• _Exercise requirements_:
From the listing below, extract each entry exactly as written, minus the images.

Stored dataset items

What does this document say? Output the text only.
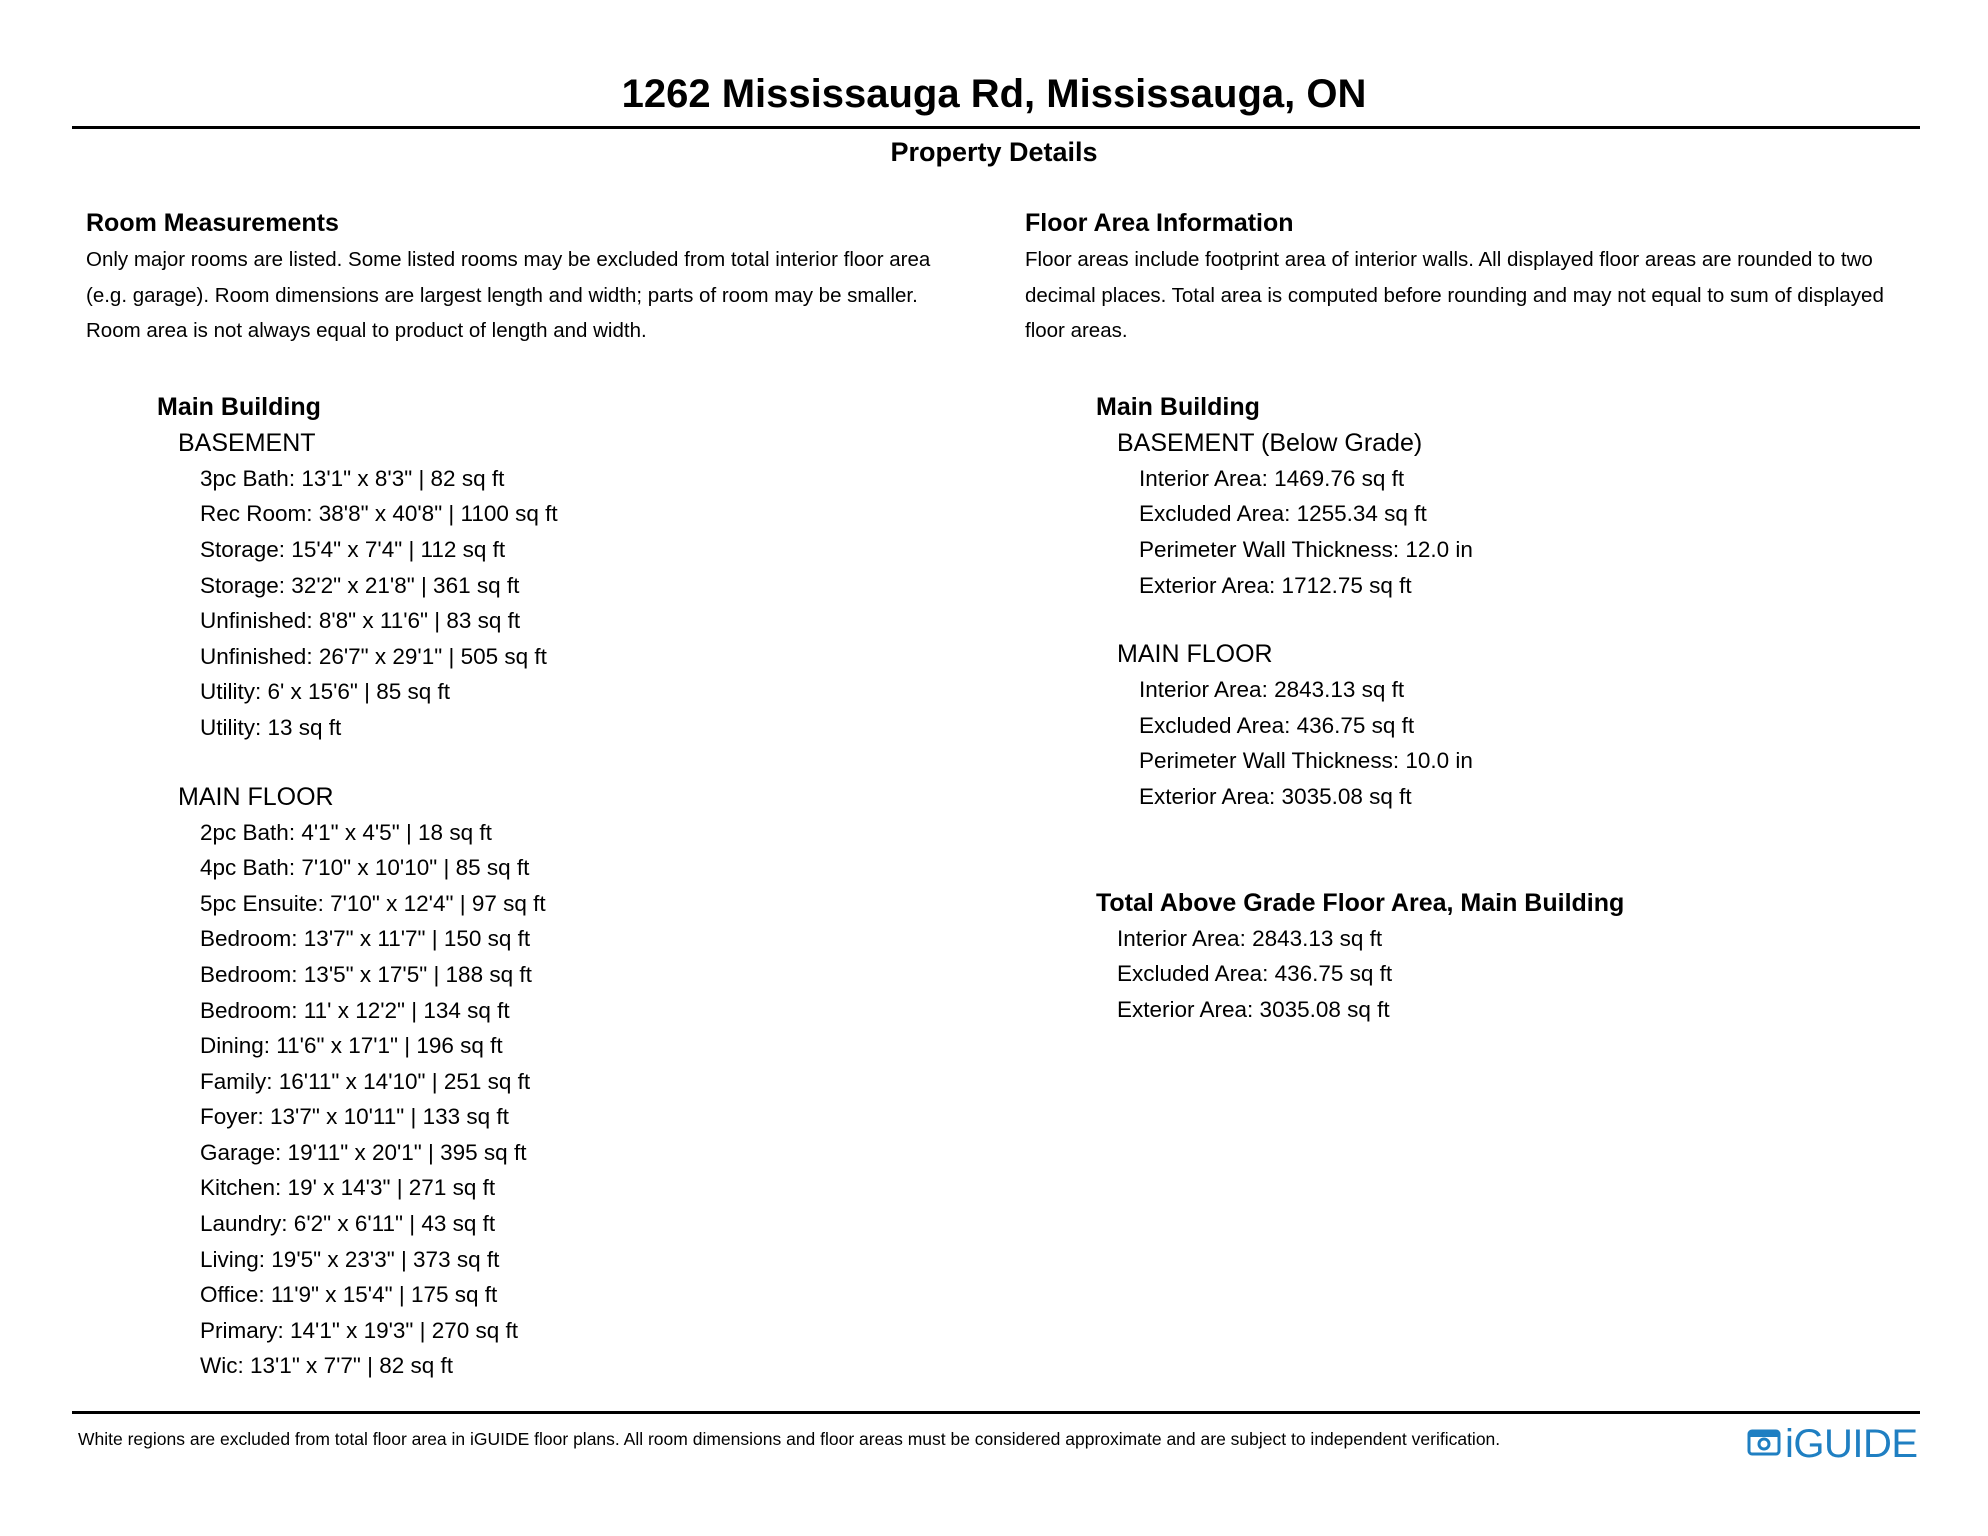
1262 Mississauga Rd, Mississauga, ON
Property Details
Room Measurements
Only major rooms are listed. Some listed rooms may be excluded from total interior floor area
(e.g. garage). Room dimensions are largest length and width; parts of room may be smaller.
Room area is not always equal to product of length and width.
Main Building
BASEMENT
3pc Bath: 13'1" x 8'3" | 82 sq ft
Rec Room: 38'8" x 40'8" | 1100 sq ft
Storage: 15'4" x 7'4" | 112 sq ft
Storage: 32'2" x 21'8" | 361 sq ft
Unfinished: 8'8" x 11'6" | 83 sq ft
Unfinished: 26'7" x 29'1" | 505 sq ft
Utility: 6' x 15'6" | 85 sq ft
Utility: 13 sq ft
MAIN FLOOR
2pc Bath: 4'1" x 4'5" | 18 sq ft
4pc Bath: 7'10" x 10'10" | 85 sq ft
5pc Ensuite: 7'10" x 12'4" | 97 sq ft
Bedroom: 13'7" x 11'7" | 150 sq ft
Bedroom: 13'5" x 17'5" | 188 sq ft
Bedroom: 11' x 12'2" | 134 sq ft
Dining: 11'6" x 17'1" | 196 sq ft
Family: 16'11" x 14'10" | 251 sq ft
Foyer: 13'7" x 10'11" | 133 sq ft
Garage: 19'11" x 20'1" | 395 sq ft
Kitchen: 19' x 14'3" | 271 sq ft
Laundry: 6'2" x 6'11" | 43 sq ft
Living: 19'5" x 23'3" | 373 sq ft
Office: 11'9" x 15'4" | 175 sq ft
Primary: 14'1" x 19'3" | 270 sq ft
Wic: 13'1" x 7'7" | 82 sq ft
Floor Area Information
Floor areas include footprint area of interior walls. All displayed floor areas are rounded to two
decimal places. Total area is computed before rounding and may not equal to sum of displayed
floor areas.
Main Building
BASEMENT (Below Grade)
Interior Area: 1469.76 sq ft
Excluded Area: 1255.34 sq ft
Perimeter Wall Thickness: 12.0 in
Exterior Area: 1712.75 sq ft
MAIN FLOOR
Interior Area: 2843.13 sq ft
Excluded Area: 436.75 sq ft
Perimeter Wall Thickness: 10.0 in
Exterior Area: 3035.08 sq ft
Total Above Grade Floor Area, Main Building
Interior Area: 2843.13 sq ft
Excluded Area: 436.75 sq ft
Exterior Area: 3035.08 sq ft
White regions are excluded from total floor area in iGUIDE floor plans. All room dimensions and floor areas must be considered approximate and are subject to independent verification.	iGUIDE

• _Result for this exercise_:
What does this document say? Output the text only.
1262 Mississauga Rd, Mississauga, ON
Property Details
Room Measurements
Only major rooms are listed. Some listed rooms may be excluded from total interior floor area
(e.g. garage). Room dimensions are largest length and width; parts of room may be smaller.
Room area is not always equal to product of length and width.
Main Building
BASEMENT
3pc Bath: 13'1" x 8'3" | 82 sq ft
Rec Room: 38'8" x 40'8" | 1100 sq ft
Storage: 15'4" x 7'4" | 112 sq ft
Storage: 32'2" x 21'8" | 361 sq ft
Unfinished: 8'8" x 11'6" | 83 sq ft
Unfinished: 26'7" x 29'1" | 505 sq ft
Utility: 6' x 15'6" | 85 sq ft
Utility: 13 sq ft
MAIN FLOOR
2pc Bath: 4'1" x 4'5" | 18 sq ft
4pc Bath: 7'10" x 10'10" | 85 sq ft
5pc Ensuite: 7'10" x 12'4" | 97 sq ft
Bedroom: 13'7" x 11'7" | 150 sq ft
Bedroom: 13'5" x 17'5" | 188 sq ft
Bedroom: 11' x 12'2" | 134 sq ft
Dining: 11'6" x 17'1" | 196 sq ft
Family: 16'11" x 14'10" | 251 sq ft
Foyer: 13'7" x 10'11" | 133 sq ft
Garage: 19'11" x 20'1" | 395 sq ft
Kitchen: 19' x 14'3" | 271 sq ft
Laundry: 6'2" x 6'11" | 43 sq ft
Living: 19'5" x 23'3" | 373 sq ft
Office: 11'9" x 15'4" | 175 sq ft
Primary: 14'1" x 19'3" | 270 sq ft
Wic: 13'1" x 7'7" | 82 sq ft
Floor Area Information
Floor areas include footprint area of interior walls. All displayed floor areas are rounded to two
decimal places. Total area is computed before rounding and may not equal to sum of displayed
floor areas.
Main Building
BASEMENT (Below Grade)
Interior Area: 1469.76 sq ft
Excluded Area: 1255.34 sq ft
Perimeter Wall Thickness: 12.0 in
Exterior Area: 1712.75 sq ft
MAIN FLOOR
Interior Area: 2843.13 sq ft
Excluded Area: 436.75 sq ft
Perimeter Wall Thickness: 10.0 in
Exterior Area: 3035.08 sq ft
Total Above Grade Floor Area, Main Building
Interior Area: 2843.13 sq ft
Excluded Area: 436.75 sq ft
Exterior Area: 3035.08 sq ft
White regions are excluded from total floor area in iGUIDE floor plans. All room dimensions and floor areas must be considered approximate and are subject to independent verification.	iGUIDE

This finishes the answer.